Exercise brief:
Using the listing below, select the lines with the word "name" and copy them.

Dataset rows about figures
────────────────────
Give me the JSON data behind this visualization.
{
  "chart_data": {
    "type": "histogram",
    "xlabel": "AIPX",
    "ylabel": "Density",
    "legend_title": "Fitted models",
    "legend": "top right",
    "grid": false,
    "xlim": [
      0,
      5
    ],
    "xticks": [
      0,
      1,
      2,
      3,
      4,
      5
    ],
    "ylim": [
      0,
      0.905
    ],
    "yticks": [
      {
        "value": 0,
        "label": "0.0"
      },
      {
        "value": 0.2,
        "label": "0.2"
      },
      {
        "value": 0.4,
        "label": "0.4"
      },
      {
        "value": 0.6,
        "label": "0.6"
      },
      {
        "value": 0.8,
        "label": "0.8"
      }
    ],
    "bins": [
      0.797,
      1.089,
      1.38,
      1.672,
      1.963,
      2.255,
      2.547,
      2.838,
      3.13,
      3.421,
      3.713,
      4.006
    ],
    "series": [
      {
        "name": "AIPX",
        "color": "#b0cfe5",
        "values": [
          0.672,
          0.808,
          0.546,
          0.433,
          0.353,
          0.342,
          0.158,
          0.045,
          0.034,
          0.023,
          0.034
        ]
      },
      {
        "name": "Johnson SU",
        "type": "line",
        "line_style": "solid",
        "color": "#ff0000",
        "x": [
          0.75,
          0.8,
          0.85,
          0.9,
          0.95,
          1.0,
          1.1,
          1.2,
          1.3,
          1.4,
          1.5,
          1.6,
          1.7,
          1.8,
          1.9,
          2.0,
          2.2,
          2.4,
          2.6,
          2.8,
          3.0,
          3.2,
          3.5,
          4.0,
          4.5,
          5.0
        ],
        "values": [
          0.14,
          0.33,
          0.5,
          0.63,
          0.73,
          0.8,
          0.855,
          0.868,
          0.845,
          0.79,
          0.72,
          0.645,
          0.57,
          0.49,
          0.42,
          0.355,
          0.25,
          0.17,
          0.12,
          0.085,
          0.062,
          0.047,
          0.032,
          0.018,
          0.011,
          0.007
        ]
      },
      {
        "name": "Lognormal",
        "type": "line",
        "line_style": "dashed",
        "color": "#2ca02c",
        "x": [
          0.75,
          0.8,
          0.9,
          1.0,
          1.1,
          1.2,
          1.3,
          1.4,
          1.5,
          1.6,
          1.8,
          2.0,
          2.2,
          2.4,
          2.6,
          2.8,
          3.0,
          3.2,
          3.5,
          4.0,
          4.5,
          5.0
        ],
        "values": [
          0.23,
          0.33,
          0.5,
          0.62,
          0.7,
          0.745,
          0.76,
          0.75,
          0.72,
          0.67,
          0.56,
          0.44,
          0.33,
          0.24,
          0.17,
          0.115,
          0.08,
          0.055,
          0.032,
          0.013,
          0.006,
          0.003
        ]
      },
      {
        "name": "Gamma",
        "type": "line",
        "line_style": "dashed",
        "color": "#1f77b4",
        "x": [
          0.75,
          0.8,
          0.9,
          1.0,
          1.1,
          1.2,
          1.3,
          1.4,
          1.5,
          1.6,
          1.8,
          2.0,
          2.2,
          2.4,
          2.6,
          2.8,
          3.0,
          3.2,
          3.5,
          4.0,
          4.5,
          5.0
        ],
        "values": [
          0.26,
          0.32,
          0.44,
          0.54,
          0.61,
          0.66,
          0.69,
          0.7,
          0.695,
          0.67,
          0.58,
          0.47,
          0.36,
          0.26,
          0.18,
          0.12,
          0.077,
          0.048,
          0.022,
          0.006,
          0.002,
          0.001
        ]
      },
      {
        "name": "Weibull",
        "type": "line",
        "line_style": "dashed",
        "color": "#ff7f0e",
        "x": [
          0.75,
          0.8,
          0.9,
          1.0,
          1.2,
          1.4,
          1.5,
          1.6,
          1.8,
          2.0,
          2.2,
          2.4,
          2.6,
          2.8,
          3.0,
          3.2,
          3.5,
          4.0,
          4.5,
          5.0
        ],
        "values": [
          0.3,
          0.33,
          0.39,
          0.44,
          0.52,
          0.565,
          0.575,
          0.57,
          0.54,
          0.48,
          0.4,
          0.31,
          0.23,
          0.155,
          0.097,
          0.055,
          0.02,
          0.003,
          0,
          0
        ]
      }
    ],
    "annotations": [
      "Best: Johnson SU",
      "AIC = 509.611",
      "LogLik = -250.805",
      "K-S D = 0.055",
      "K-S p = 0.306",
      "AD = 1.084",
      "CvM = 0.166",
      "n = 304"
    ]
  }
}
────────────────────
Finished answer:
        "name": "AIPX",
        "name": "Johnson SU",
        "name": "Lognormal",
        "name": "Gamma",
        "name": "Weibull",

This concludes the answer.